Exercise brief. In the entries below, how many lines hold the string "mean"? Give only the number.

Data entries

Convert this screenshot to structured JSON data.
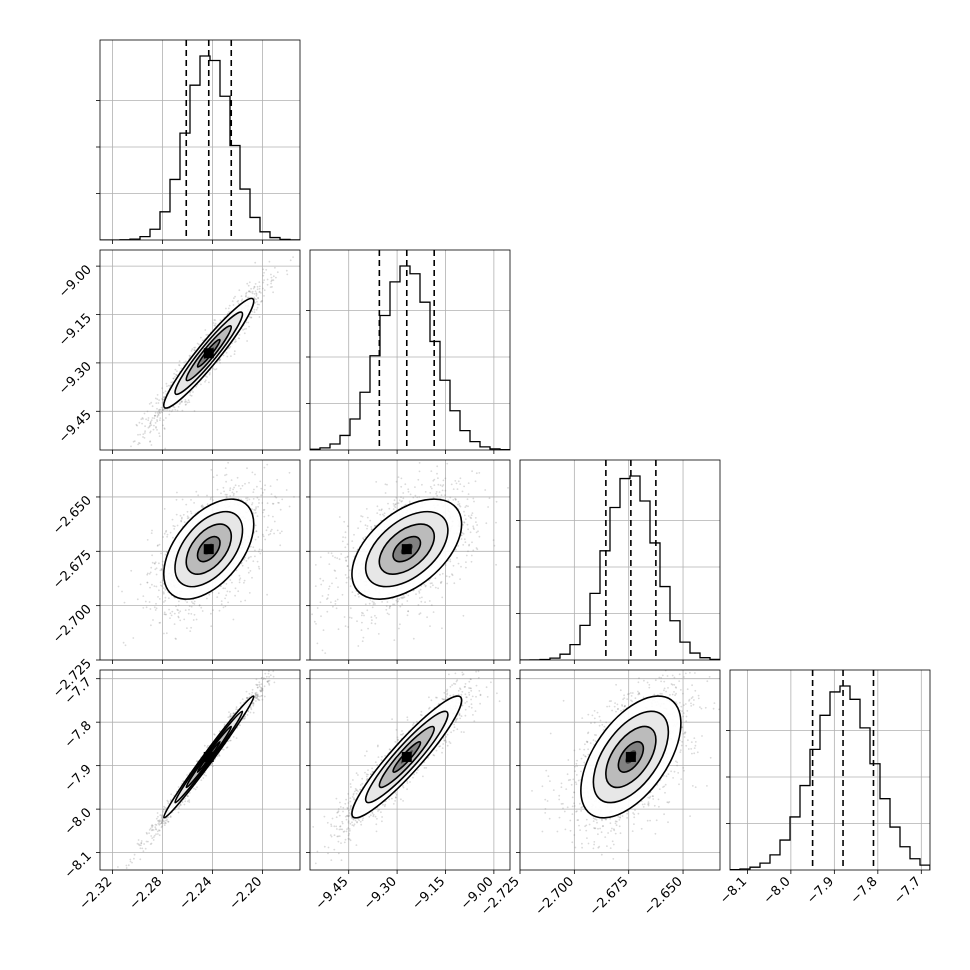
{
  "chart_data": {
    "type": "corner",
    "num_params": 4,
    "grid": true,
    "params": [
      {
        "mean": -2.243,
        "sd": 0.018,
        "range": [
          -2.33,
          -2.17
        ],
        "ticks": [
          -2.32,
          -2.28,
          -2.24,
          -2.2
        ],
        "tick_labels": [
          "−2.32",
          "−2.28",
          "−2.24",
          "−2.20"
        ],
        "quantiles": [
          -2.261,
          -2.243,
          -2.225
        ]
      },
      {
        "mean": -9.27,
        "sd": 0.085,
        "range": [
          -9.57,
          -8.95
        ],
        "ticks": [
          -9.45,
          -9.3,
          -9.15,
          -9.0
        ],
        "tick_labels": [
          "−9.45",
          "−9.30",
          "−9.15",
          "−9.00"
        ],
        "quantiles": [
          -9.355,
          -9.27,
          -9.185
        ]
      },
      {
        "mean": -2.674,
        "sd": 0.0115,
        "range": [
          -2.725,
          -2.633
        ],
        "ticks": [
          -2.725,
          -2.7,
          -2.675,
          -2.65
        ],
        "tick_labels": [
          "−2.725",
          "−2.700",
          "−2.675",
          "−2.650"
        ],
        "quantiles": [
          -2.6855,
          -2.674,
          -2.6625
        ]
      },
      {
        "mean": -7.88,
        "sd": 0.07,
        "range": [
          -8.14,
          -7.68
        ],
        "ticks": [
          -8.1,
          -8.0,
          -7.9,
          -7.8,
          -7.7
        ],
        "tick_labels": [
          "−8.1",
          "−8.0",
          "−7.9",
          "−7.8",
          "−7.7"
        ],
        "quantiles": [
          -7.95,
          -7.88,
          -7.81
        ]
      }
    ],
    "correlations": [
      [
        1.0,
        0.95,
        0.5,
        0.99
      ],
      [
        0.95,
        1.0,
        0.5,
        0.93
      ],
      [
        0.5,
        0.5,
        1.0,
        0.55
      ],
      [
        0.99,
        0.93,
        0.55,
        1.0
      ]
    ],
    "histogram_bins": 20,
    "contour_levels_sigma": [
      0.5,
      1.0,
      1.5,
      2.0
    ],
    "colors": {
      "points": "#7a7a7a",
      "contour": "#000000",
      "density": "#000000",
      "grid": "#b0b0b0"
    }
  }
}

Reply. 4